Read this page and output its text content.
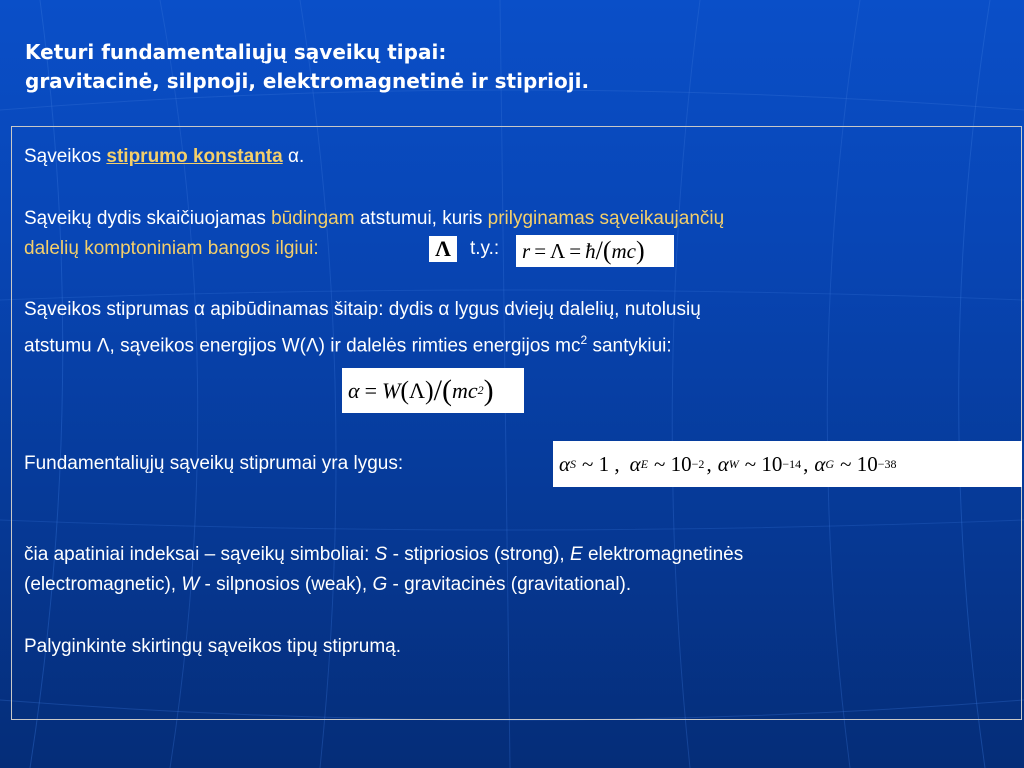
Keturi fundamentaliųjų sąveikų tipai:
gravitacinė, silpnoji, elektromagnetinė ir stiprioji.
Sąveikos stiprumo konstanta α.
Sąveikų dydis skaičiuojamas būdingam atstumui, kuris prilyginamas sąveikaujančių
dalelių komptoniniam bangos ilgiui:	t.y.:
Λ	r = Λ = ħ / ( mc )
Sąveikos stiprumas α apibūdinamas šitaip: dydis α lygus dviejų dalelių, nutolusių
atstumu Λ, sąveikos energijos W(Λ) ir dalelės rimties energijos $mc^2$ santykiui:
α = W ( Λ ) / ( mc 2 )
Fundamentaliųjų sąveikų stiprumai yra lygus:	α S ~ 1 , α E ~ 10 −2 , α W ~ 10 −14 , α G ~ 10 −38
čia apatiniai indeksai – sąveikų simboliai: S - stipriosios (strong), E elektromagnetinės
(electromagnetic), W - silpnosios (weak), G - gravitacinės (gravitational).
Palyginkinte skirtingų sąveikos tipų stiprumą.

■ ■ ■

* Given instruction:
Repeat each record exactly as shown above, dropping all images.

* Response:
Read this page and output its text content.
Keturi fundamentaliųjų sąveikų tipai:
gravitacinė, silpnoji, elektromagnetinė ir stiprioji.
Sąveikos stiprumo konstanta α.
Sąveikų dydis skaičiuojamas būdingam atstumui, kuris prilyginamas sąveikaujančių
dalelių komptoniniam bangos ilgiui:	t.y.:
Λ	r = Λ = ħ / ( mc )
Sąveikos stiprumas α apibūdinamas šitaip: dydis α lygus dviejų dalelių, nutolusių
atstumu Λ, sąveikos energijos W(Λ) ir dalelės rimties energijos $mc^2$ santykiui:
α = W ( Λ ) / ( mc 2 )
Fundamentaliųjų sąveikų stiprumai yra lygus:	α S ~ 1 , α E ~ 10 −2 , α W ~ 10 −14 , α G ~ 10 −38
čia apatiniai indeksai – sąveikų simboliai: S - stipriosios (strong), E elektromagnetinės
(electromagnetic), W - silpnosios (weak), G - gravitacinės (gravitational).
Palyginkinte skirtingų sąveikos tipų stiprumą.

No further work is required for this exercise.